▶ [Dataset]:
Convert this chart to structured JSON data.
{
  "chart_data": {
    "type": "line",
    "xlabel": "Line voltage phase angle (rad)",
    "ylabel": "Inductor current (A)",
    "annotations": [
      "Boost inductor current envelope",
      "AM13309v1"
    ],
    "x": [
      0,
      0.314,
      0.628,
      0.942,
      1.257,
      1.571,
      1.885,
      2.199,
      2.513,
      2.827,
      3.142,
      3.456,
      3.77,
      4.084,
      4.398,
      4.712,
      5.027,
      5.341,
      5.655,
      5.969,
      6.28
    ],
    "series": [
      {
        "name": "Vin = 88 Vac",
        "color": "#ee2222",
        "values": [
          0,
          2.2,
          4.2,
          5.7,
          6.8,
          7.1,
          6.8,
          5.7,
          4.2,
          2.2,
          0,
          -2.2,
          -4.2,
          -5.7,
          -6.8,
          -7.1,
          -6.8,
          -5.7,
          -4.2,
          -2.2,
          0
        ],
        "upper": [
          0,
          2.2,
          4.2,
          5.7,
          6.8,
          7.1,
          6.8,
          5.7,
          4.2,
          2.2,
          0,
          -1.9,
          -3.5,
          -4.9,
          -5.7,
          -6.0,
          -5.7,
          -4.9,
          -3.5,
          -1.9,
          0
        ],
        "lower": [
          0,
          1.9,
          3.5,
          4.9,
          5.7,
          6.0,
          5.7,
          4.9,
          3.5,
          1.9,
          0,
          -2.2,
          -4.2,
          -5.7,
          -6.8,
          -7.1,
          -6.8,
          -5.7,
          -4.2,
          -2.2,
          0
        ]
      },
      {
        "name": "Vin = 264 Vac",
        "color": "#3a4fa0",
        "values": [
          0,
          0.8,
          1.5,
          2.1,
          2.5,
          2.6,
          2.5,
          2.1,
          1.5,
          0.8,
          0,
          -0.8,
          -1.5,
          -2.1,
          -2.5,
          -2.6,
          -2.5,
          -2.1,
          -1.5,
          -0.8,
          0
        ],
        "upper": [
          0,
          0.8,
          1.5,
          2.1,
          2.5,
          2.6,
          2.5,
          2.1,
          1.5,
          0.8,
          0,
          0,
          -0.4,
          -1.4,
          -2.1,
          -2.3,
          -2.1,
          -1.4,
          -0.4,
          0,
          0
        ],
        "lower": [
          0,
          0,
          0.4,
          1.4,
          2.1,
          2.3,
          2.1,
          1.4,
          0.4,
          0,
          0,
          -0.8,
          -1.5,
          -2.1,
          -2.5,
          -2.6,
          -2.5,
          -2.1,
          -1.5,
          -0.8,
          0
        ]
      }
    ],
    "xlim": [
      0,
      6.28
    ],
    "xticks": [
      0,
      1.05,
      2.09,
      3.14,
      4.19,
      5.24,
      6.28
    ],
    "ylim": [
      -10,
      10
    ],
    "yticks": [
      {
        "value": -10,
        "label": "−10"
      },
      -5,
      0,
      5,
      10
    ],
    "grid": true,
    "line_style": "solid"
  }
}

---

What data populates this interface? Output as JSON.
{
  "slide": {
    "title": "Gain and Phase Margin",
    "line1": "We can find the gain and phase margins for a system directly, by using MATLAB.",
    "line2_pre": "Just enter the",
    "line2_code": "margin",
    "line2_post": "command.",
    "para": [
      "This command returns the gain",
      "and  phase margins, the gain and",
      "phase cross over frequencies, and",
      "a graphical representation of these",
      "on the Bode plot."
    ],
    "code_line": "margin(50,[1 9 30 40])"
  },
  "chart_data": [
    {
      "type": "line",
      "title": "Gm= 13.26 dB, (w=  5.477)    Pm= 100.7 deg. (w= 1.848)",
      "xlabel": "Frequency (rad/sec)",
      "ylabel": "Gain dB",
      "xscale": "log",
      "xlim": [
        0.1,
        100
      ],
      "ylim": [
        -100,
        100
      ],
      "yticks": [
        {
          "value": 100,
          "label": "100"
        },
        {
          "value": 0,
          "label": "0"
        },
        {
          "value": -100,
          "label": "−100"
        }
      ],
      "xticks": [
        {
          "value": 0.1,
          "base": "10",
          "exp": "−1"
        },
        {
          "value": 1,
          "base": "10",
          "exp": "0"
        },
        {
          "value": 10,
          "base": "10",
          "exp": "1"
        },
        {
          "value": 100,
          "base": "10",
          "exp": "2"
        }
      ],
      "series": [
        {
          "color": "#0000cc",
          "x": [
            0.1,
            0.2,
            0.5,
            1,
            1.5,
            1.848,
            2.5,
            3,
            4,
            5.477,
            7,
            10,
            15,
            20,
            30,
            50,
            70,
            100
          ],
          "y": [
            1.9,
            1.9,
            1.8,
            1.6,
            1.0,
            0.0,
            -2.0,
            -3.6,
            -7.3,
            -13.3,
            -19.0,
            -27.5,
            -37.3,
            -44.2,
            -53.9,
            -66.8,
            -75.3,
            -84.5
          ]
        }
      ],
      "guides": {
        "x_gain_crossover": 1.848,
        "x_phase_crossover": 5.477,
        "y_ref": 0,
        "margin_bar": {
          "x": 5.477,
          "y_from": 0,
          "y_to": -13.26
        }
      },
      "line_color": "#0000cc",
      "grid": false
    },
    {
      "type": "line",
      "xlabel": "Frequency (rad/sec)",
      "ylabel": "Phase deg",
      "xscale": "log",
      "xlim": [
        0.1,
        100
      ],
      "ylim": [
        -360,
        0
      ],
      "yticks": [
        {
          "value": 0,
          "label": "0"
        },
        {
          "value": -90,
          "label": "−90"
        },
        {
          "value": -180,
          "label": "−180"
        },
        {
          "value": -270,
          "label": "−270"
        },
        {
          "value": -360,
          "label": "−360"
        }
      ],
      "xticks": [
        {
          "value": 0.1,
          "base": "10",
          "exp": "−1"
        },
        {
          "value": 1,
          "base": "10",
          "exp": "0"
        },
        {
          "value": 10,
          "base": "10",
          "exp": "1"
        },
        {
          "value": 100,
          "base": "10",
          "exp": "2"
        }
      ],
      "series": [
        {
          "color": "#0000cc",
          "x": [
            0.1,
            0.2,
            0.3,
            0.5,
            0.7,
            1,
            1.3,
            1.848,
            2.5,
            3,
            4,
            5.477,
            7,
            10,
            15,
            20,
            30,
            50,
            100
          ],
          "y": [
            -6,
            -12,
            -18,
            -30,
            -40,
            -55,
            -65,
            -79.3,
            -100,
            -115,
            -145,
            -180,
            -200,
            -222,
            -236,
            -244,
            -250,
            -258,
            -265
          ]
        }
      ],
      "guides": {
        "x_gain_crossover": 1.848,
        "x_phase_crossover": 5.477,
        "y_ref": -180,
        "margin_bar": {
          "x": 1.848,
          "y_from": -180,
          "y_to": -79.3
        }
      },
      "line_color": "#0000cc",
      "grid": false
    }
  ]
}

▶ [Task objective]:
Say how many lines hold the word "command", giving the number and nothing else.

▶ [Finished exercise]:
2